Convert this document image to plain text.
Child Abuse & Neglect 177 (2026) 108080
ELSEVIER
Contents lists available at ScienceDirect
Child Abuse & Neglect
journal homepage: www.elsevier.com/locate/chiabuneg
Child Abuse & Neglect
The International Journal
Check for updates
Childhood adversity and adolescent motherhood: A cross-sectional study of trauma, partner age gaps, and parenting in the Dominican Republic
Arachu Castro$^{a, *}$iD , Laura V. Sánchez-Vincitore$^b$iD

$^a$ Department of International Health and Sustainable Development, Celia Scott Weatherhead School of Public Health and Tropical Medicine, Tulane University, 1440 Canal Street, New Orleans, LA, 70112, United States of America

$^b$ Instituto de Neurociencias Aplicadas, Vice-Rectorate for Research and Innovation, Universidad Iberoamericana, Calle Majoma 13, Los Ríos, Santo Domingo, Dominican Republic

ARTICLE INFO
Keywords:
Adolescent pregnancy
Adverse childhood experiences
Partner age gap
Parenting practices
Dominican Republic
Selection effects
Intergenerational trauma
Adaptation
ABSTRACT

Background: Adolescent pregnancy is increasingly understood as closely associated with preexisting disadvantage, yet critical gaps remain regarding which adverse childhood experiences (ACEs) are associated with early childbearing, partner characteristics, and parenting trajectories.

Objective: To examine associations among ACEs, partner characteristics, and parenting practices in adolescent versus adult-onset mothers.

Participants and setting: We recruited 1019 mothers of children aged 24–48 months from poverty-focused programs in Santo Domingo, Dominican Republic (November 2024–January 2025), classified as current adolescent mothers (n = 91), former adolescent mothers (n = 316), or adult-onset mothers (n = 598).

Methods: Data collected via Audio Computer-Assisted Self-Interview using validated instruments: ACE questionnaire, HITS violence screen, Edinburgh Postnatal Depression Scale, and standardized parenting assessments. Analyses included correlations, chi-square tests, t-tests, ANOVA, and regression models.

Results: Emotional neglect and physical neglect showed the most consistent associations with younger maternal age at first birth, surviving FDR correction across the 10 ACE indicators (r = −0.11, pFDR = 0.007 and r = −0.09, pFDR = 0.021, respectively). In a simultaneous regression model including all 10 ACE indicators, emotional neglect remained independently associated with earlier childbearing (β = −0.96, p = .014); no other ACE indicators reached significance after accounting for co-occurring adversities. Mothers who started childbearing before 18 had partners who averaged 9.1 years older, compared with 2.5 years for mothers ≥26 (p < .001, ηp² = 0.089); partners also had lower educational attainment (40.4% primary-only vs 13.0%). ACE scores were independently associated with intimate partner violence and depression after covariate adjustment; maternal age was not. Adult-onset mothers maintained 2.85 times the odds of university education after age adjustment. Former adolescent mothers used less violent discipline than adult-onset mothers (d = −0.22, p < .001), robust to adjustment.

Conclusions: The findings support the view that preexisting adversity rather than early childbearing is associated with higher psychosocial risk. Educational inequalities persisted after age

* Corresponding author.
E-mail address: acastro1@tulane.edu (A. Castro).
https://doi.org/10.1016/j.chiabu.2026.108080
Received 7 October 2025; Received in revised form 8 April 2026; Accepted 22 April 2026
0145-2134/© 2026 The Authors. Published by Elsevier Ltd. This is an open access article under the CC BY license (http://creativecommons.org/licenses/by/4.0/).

**Stated problem:** Every line above needs to be retyped exactly.

**Reply to the task:**
Convert this document image to plain text.
Child Abuse & Neglect 177 (2026) 108080
ELSEVIER
Contents lists available at ScienceDirect
Child Abuse & Neglect
journal homepage: www.elsevier.com/locate/chiabuneg
Child Abuse & Neglect
The International Journal
Check for updates
Childhood adversity and adolescent motherhood: A cross-sectional study of trauma, partner age gaps, and parenting in the Dominican Republic
Arachu Castro$^{a, *}$iD , Laura V. Sánchez-Vincitore$^b$iD

$^a$ Department of International Health and Sustainable Development, Celia Scott Weatherhead School of Public Health and Tropical Medicine, Tulane University, 1440 Canal Street, New Orleans, LA, 70112, United States of America

$^b$ Instituto de Neurociencias Aplicadas, Vice-Rectorate for Research and Innovation, Universidad Iberoamericana, Calle Majoma 13, Los Ríos, Santo Domingo, Dominican Republic

ARTICLE INFO
Keywords:
Adolescent pregnancy
Adverse childhood experiences
Partner age gap
Parenting practices
Dominican Republic
Selection effects
Intergenerational trauma
Adaptation
ABSTRACT

Background: Adolescent pregnancy is increasingly understood as closely associated with preexisting disadvantage, yet critical gaps remain regarding which adverse childhood experiences (ACEs) are associated with early childbearing, partner characteristics, and parenting trajectories.

Objective: To examine associations among ACEs, partner characteristics, and parenting practices in adolescent versus adult-onset mothers.

Participants and setting: We recruited 1019 mothers of children aged 24–48 months from poverty-focused programs in Santo Domingo, Dominican Republic (November 2024–January 2025), classified as current adolescent mothers (n = 91), former adolescent mothers (n = 316), or adult-onset mothers (n = 598).

Methods: Data collected via Audio Computer-Assisted Self-Interview using validated instruments: ACE questionnaire, HITS violence screen, Edinburgh Postnatal Depression Scale, and standardized parenting assessments. Analyses included correlations, chi-square tests, t-tests, ANOVA, and regression models.

Results: Emotional neglect and physical neglect showed the most consistent associations with younger maternal age at first birth, surviving FDR correction across the 10 ACE indicators (r = −0.11, pFDR = 0.007 and r = −0.09, pFDR = 0.021, respectively). In a simultaneous regression model including all 10 ACE indicators, emotional neglect remained independently associated with earlier childbearing (β = −0.96, p = .014); no other ACE indicators reached significance after accounting for co-occurring adversities. Mothers who started childbearing before 18 had partners who averaged 9.1 years older, compared with 2.5 years for mothers ≥26 (p < .001, ηp² = 0.089); partners also had lower educational attainment (40.4% primary-only vs 13.0%). ACE scores were independently associated with intimate partner violence and depression after covariate adjustment; maternal age was not. Adult-onset mothers maintained 2.85 times the odds of university education after age adjustment. Former adolescent mothers used less violent discipline than adult-onset mothers (d = −0.22, p < .001), robust to adjustment.

Conclusions: The findings support the view that preexisting adversity rather than early childbearing is associated with higher psychosocial risk. Educational inequalities persisted after age

* Corresponding author.
E-mail address: acastro1@tulane.edu (A. Castro).
https://doi.org/10.1016/j.chiabu.2026.108080
Received 7 October 2025; Received in revised form 8 April 2026; Accepted 22 April 2026
0145-2134/© 2026 The Authors. Published by Elsevier Ltd. This is an open access article under the CC BY license (http://creativecommons.org/licenses/by/4.0/).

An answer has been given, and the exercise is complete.